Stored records
——

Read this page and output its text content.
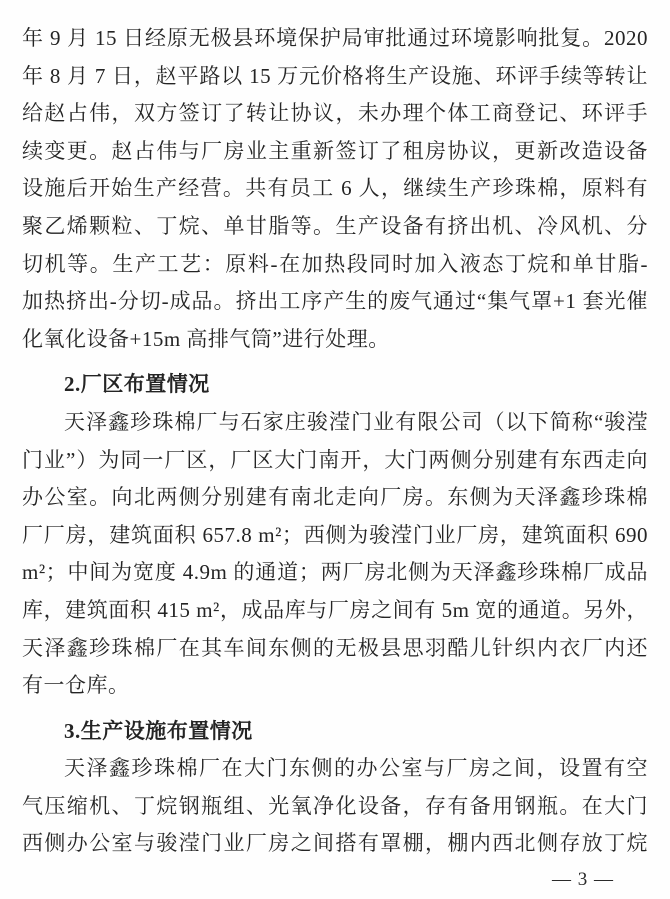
年 9 月 15 日经原无极县环境保护局审批通过环境影响批复。2020
年 8 月 7 日，赵平路以 15 万元价格将生产设施、环评手续等转让
给赵占伟，双方签订了转让协议，未办理个体工商登记、环评手
续变更。赵占伟与厂房业主重新签订了租房协议，更新改造设备
设施后开始生产经营。共有员工 6 人，继续生产珍珠棉，原料有
聚乙烯颗粒、丁烷、单甘脂等。生产设备有挤出机、冷风机、分
切机等。生产工艺：原料-在加热段同时加入液态丁烷和单甘脂-
加热挤出-分切-成品。挤出工序产生的废气通过“集气罩+1 套光催
化氧化设备+15m 高排气筒”进行处理。
2.厂区布置情况
天泽鑫珍珠棉厂与石家庄骏滢门业有限公司（以下简称“骏滢
门业”）为同一厂区，厂区大门南开，大门两侧分别建有东西走向
办公室。向北两侧分别建有南北走向厂房。东侧为天泽鑫珍珠棉
厂厂房，建筑面积 657.8 m²；西侧为骏滢门业厂房，建筑面积 690
m²；中间为宽度 4.9m 的通道；两厂房北侧为天泽鑫珍珠棉厂成品
库，建筑面积 415 m²，成品库与厂房之间有 5m 宽的通道。另外，
天泽鑫珍珠棉厂在其车间东侧的无极县思羽酷儿针织内衣厂内还
有一仓库。
3.生产设施布置情况
天泽鑫珍珠棉厂在大门东侧的办公室与厂房之间，设置有空
气压缩机、丁烷钢瓶组、光氧净化设备，存有备用钢瓶。在大门
西侧办公室与骏滢门业厂房之间搭有罩棚，棚内西北侧存放丁烷
— 3 —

——

### WHAT IS ASKED
Return each line of the data that contains the string "建筑面积".

### RESULT FOR THIS EXERCISE
厂厂房，建筑面积 657.8 m²；西侧为骏滢门业厂房，建筑面积 690
库，建筑面积 415 m²，成品库与厂房之间有 5m 宽的通道。另外，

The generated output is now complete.